## Given instruction:
Scan the data below for the string "actuariel". Copy every line where it appears.
···
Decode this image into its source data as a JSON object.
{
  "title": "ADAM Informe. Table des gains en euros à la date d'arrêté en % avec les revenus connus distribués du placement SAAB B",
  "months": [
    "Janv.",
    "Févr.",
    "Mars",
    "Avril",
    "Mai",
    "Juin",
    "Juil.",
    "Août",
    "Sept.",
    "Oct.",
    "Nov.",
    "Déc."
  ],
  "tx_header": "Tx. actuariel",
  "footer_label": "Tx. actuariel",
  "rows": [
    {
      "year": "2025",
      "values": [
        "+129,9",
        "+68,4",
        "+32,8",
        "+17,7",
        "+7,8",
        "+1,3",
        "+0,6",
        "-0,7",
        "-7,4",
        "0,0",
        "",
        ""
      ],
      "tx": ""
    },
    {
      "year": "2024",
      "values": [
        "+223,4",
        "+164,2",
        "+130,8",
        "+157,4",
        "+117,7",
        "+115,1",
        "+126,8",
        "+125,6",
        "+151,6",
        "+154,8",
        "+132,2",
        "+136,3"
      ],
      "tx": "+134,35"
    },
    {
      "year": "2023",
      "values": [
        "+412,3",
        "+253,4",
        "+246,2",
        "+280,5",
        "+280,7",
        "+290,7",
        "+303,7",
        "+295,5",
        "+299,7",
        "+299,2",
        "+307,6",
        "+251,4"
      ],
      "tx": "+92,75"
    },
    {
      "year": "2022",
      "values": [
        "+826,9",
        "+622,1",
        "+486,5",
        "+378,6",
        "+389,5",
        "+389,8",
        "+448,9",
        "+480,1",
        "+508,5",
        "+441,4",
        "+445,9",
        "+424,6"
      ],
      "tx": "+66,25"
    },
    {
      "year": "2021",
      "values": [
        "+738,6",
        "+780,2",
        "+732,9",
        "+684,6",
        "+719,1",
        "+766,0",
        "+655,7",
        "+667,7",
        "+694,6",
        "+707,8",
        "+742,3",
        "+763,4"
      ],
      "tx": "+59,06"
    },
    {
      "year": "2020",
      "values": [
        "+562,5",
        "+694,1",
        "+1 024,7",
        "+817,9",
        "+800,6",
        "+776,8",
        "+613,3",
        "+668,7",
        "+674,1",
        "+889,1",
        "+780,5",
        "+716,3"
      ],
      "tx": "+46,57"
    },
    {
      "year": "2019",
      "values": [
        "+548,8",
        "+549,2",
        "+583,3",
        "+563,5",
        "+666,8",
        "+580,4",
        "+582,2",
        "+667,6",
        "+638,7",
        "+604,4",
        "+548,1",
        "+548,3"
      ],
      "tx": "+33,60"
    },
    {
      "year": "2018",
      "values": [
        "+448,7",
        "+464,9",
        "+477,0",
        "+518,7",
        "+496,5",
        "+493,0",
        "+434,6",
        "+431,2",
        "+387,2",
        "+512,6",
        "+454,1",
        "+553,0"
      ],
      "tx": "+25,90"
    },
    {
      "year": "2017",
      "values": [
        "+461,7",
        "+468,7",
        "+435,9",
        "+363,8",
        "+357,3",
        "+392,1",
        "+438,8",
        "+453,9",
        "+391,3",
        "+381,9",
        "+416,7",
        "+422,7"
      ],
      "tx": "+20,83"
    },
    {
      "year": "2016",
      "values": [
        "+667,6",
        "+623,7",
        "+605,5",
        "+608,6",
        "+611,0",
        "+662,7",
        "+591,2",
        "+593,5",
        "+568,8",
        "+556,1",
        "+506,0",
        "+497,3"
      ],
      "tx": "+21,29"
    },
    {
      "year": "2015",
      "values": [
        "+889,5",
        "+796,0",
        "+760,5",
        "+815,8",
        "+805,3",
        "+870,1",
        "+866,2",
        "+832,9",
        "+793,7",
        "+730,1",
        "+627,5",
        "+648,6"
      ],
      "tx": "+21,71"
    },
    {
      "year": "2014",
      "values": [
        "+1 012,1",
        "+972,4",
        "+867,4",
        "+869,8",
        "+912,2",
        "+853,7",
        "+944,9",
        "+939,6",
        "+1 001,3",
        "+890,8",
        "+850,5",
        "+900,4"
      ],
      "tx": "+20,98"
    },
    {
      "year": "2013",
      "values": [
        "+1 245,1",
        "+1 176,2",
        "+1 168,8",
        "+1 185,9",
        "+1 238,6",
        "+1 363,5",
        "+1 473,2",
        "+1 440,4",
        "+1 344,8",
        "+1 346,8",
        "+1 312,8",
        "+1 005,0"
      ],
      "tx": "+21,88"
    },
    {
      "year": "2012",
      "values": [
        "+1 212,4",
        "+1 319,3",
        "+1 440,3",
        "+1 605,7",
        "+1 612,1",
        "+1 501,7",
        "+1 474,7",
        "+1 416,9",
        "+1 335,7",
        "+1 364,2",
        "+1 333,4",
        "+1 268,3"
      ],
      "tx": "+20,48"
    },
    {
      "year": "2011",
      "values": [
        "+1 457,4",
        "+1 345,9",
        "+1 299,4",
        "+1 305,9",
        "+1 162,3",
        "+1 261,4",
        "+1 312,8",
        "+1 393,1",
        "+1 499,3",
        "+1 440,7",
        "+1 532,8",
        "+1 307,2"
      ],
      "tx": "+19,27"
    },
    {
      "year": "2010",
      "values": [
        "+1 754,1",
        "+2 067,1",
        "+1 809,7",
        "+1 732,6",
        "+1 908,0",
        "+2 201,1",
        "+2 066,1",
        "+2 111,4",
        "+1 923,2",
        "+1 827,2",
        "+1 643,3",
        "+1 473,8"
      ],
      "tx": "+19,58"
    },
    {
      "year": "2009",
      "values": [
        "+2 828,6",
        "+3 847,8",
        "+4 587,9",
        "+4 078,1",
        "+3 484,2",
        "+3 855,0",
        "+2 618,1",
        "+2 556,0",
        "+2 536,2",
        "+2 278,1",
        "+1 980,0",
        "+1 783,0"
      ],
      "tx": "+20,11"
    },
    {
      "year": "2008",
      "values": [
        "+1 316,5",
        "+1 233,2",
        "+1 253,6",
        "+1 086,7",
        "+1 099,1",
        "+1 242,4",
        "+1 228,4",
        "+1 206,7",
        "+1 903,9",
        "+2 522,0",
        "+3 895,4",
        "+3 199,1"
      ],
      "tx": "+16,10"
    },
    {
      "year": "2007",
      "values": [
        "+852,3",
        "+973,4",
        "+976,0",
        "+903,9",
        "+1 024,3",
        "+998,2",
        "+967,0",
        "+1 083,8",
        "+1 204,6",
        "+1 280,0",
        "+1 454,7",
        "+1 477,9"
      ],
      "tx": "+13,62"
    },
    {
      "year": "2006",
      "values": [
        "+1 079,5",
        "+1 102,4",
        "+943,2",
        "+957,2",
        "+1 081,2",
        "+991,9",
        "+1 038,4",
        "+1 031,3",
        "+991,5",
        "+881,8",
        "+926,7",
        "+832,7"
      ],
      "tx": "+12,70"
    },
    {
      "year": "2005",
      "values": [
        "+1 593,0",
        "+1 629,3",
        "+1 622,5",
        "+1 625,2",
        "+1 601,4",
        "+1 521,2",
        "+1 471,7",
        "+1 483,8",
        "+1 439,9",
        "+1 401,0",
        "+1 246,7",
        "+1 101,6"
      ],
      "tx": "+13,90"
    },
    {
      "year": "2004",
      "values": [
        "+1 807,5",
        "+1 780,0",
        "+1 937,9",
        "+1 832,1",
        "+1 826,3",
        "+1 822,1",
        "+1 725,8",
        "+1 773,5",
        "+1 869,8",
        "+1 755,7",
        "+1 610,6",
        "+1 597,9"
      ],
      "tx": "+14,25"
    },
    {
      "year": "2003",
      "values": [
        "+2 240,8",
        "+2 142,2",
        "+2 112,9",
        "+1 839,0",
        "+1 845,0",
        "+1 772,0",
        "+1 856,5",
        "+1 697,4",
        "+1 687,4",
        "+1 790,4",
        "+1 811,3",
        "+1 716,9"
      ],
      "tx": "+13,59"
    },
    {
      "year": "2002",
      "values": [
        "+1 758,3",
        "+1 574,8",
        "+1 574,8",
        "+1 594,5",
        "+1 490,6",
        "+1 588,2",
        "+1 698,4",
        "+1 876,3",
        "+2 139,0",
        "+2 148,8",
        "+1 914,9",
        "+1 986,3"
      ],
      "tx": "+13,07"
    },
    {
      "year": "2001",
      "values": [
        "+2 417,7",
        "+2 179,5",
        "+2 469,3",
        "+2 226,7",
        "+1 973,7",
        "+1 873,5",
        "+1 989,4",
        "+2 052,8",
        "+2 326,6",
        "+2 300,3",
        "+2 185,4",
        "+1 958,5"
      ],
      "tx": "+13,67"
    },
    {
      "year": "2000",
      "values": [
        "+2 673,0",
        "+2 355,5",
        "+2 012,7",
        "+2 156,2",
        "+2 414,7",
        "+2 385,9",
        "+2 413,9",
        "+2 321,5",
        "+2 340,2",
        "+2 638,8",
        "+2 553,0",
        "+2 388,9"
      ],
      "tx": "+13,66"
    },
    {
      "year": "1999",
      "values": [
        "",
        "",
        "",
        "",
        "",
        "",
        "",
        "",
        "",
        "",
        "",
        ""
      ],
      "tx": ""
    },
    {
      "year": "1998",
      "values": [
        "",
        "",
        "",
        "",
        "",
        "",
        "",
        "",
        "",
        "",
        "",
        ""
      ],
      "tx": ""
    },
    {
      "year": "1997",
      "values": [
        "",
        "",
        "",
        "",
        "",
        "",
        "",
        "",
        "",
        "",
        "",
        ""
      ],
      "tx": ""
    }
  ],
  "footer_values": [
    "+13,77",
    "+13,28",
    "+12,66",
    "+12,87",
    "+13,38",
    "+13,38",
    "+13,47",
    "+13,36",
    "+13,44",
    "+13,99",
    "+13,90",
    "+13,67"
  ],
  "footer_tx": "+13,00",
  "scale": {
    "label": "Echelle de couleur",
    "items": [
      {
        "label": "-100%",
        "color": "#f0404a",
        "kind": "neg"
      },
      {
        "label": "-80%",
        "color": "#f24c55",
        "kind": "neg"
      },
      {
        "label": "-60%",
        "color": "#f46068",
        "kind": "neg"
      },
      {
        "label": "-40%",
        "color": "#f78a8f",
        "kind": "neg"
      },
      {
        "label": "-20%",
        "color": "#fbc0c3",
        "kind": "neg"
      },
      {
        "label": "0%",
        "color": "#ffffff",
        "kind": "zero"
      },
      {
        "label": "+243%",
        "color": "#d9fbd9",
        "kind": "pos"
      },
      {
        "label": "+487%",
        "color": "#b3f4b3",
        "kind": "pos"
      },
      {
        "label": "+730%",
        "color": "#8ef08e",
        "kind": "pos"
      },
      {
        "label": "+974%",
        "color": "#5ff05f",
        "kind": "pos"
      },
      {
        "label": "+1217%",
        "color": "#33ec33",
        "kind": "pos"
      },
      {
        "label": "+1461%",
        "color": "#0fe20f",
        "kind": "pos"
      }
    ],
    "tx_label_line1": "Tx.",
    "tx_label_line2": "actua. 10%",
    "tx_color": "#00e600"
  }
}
···
## Exercise result:
  "tx_header": "Tx. actuariel",
  "footer_label": "Tx. actuariel",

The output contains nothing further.